_Written problem_
Count how many lines hold the string "Standard". Answer with that number and nothing more.

_Data in this exercise_
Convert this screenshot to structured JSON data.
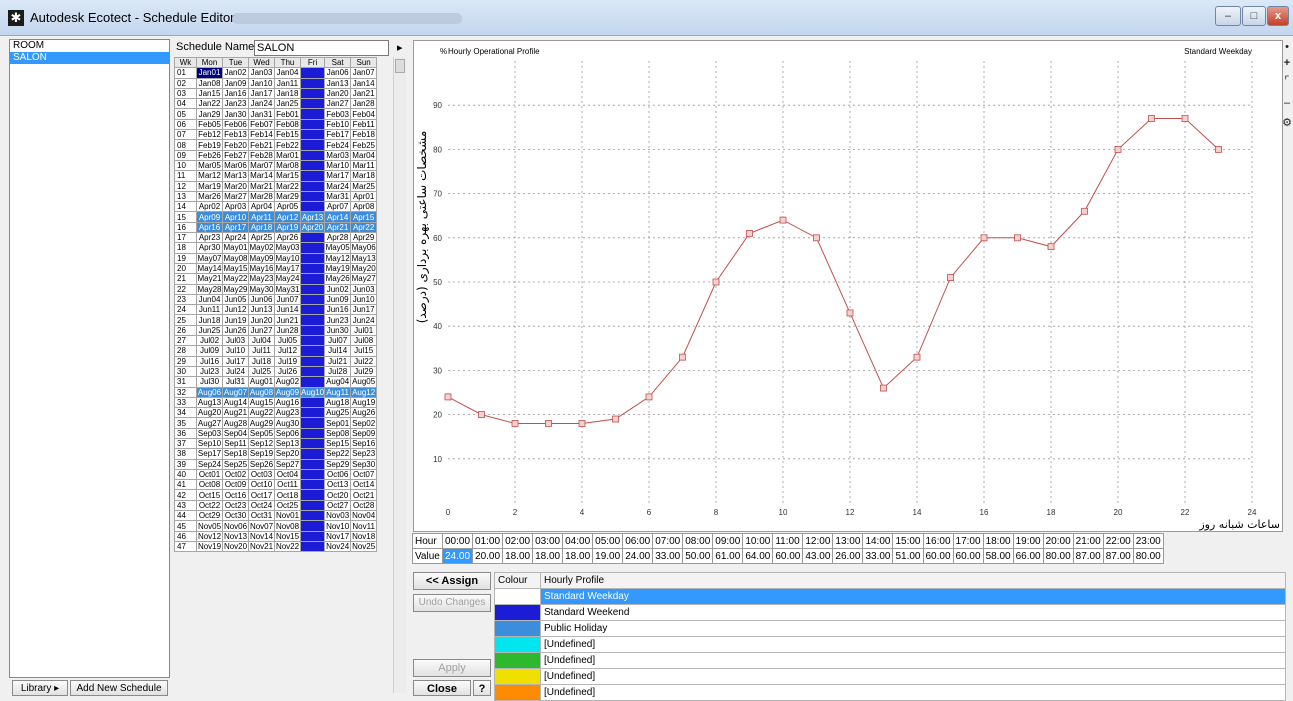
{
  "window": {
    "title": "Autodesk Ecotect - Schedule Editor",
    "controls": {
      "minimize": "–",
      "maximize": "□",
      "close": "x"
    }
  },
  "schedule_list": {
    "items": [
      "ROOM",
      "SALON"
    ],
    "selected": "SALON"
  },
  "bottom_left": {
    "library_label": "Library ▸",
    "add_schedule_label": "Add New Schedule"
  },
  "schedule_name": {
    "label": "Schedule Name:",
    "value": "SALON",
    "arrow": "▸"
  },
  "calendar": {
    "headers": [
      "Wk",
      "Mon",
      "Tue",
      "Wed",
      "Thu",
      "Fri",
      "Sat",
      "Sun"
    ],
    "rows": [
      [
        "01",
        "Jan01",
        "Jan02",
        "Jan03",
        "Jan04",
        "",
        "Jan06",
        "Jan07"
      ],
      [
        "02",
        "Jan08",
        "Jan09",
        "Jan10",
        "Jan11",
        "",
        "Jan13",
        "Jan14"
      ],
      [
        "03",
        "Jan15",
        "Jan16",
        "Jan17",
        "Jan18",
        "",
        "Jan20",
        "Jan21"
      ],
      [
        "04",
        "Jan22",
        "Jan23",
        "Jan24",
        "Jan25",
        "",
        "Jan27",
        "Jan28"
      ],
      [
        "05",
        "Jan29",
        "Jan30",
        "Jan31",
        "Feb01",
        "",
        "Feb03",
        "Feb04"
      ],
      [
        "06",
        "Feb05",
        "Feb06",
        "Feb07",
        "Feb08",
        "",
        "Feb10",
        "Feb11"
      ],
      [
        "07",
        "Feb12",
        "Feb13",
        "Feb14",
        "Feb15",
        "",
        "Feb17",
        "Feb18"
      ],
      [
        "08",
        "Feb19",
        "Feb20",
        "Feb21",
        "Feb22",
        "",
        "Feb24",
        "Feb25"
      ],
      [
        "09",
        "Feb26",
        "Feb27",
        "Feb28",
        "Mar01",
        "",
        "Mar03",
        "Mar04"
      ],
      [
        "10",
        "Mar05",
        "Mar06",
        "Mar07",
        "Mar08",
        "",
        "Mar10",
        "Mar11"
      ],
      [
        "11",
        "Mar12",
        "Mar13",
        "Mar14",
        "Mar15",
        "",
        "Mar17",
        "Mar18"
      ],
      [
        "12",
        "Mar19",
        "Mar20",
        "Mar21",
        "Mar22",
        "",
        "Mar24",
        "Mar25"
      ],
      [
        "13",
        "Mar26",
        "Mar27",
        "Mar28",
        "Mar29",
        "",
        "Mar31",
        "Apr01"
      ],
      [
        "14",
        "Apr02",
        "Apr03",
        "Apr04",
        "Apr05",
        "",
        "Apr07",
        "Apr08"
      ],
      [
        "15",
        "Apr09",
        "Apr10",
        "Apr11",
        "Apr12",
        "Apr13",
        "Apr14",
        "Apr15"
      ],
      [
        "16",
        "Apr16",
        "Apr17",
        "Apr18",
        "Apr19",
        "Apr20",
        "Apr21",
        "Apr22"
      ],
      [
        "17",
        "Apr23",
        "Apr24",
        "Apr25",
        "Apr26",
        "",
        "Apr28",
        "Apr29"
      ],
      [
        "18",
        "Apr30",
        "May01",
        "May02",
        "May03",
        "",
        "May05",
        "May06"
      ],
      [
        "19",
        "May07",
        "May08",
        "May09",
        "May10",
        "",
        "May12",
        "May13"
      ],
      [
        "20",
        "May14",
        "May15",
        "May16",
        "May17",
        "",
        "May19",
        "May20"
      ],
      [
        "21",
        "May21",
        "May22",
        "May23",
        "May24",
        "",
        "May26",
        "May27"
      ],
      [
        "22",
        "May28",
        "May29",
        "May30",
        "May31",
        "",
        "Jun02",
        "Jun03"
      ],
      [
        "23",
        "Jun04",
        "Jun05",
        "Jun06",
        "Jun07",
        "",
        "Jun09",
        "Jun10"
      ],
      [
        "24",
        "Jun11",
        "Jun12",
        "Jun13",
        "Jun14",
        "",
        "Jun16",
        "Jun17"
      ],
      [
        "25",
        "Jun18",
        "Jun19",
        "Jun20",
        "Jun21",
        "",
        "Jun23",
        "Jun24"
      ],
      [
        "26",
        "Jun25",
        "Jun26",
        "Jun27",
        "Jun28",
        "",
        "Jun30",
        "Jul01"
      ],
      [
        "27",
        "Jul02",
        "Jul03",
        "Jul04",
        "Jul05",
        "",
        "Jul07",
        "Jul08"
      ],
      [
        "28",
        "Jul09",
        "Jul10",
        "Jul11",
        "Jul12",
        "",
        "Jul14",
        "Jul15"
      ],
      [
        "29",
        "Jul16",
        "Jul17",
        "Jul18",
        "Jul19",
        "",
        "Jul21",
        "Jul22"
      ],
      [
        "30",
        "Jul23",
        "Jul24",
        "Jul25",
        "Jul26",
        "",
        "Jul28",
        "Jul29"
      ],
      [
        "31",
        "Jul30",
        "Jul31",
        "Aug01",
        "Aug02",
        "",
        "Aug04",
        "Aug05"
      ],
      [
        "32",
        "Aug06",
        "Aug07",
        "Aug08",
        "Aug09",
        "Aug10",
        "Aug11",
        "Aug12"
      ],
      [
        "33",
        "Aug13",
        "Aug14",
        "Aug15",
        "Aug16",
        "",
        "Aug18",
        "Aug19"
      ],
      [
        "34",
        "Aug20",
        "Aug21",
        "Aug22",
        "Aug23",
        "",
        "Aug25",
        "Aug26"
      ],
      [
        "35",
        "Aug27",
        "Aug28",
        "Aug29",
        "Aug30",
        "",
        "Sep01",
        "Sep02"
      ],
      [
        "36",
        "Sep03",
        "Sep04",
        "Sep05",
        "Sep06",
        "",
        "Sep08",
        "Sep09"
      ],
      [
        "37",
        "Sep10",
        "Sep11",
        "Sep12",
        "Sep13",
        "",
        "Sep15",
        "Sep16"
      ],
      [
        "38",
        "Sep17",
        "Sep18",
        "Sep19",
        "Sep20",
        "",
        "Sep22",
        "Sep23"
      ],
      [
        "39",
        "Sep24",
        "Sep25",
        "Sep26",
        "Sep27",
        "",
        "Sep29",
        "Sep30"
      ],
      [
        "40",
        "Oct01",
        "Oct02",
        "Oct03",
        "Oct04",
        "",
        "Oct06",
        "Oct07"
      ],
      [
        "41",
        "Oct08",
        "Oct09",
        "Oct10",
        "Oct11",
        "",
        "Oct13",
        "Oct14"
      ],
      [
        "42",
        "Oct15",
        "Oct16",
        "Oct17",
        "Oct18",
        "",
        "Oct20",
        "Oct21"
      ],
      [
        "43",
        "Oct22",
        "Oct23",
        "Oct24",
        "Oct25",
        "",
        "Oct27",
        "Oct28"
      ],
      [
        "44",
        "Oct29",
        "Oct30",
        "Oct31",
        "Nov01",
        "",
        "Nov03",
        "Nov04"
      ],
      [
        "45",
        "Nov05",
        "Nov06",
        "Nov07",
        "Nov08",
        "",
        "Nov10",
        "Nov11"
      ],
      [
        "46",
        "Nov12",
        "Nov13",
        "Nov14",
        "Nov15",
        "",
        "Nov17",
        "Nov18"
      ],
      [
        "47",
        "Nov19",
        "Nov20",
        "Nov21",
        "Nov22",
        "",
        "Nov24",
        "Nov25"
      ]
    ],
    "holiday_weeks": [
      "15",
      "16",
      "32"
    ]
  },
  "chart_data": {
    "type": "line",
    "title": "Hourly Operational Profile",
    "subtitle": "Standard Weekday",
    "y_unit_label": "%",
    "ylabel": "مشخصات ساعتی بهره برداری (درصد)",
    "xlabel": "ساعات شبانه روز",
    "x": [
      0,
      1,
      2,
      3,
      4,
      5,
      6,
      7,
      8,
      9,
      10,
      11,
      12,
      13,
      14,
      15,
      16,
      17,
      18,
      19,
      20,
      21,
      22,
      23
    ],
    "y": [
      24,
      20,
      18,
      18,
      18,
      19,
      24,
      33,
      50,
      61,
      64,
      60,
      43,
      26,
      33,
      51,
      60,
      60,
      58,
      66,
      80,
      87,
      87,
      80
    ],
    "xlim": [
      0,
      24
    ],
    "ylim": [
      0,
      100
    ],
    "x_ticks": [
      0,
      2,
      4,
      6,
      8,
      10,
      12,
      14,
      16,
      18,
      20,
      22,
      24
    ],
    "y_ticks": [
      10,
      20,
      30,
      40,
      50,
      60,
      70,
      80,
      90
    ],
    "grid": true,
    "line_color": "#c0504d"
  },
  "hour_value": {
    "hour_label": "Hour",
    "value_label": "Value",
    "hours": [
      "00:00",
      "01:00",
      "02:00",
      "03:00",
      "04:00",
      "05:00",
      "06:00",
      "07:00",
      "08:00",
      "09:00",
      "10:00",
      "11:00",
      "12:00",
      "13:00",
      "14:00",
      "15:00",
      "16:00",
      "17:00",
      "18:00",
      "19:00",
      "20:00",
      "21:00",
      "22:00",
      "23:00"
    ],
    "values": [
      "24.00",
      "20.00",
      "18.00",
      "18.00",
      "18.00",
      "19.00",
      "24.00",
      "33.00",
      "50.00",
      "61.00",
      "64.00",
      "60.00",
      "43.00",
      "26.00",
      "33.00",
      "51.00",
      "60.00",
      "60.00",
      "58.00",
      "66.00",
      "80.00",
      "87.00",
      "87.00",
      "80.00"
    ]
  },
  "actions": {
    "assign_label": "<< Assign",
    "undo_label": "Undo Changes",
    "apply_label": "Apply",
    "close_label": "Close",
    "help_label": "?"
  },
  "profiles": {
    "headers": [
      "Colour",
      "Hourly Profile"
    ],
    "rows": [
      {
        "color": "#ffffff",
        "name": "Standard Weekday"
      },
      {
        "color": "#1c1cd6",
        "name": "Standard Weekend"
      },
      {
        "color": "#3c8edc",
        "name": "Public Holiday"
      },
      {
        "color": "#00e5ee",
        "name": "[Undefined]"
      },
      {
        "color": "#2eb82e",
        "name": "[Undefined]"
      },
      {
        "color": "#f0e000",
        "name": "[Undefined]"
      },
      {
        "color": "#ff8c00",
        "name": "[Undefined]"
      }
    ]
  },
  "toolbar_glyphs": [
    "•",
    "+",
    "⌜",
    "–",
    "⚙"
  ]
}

_Reply_
3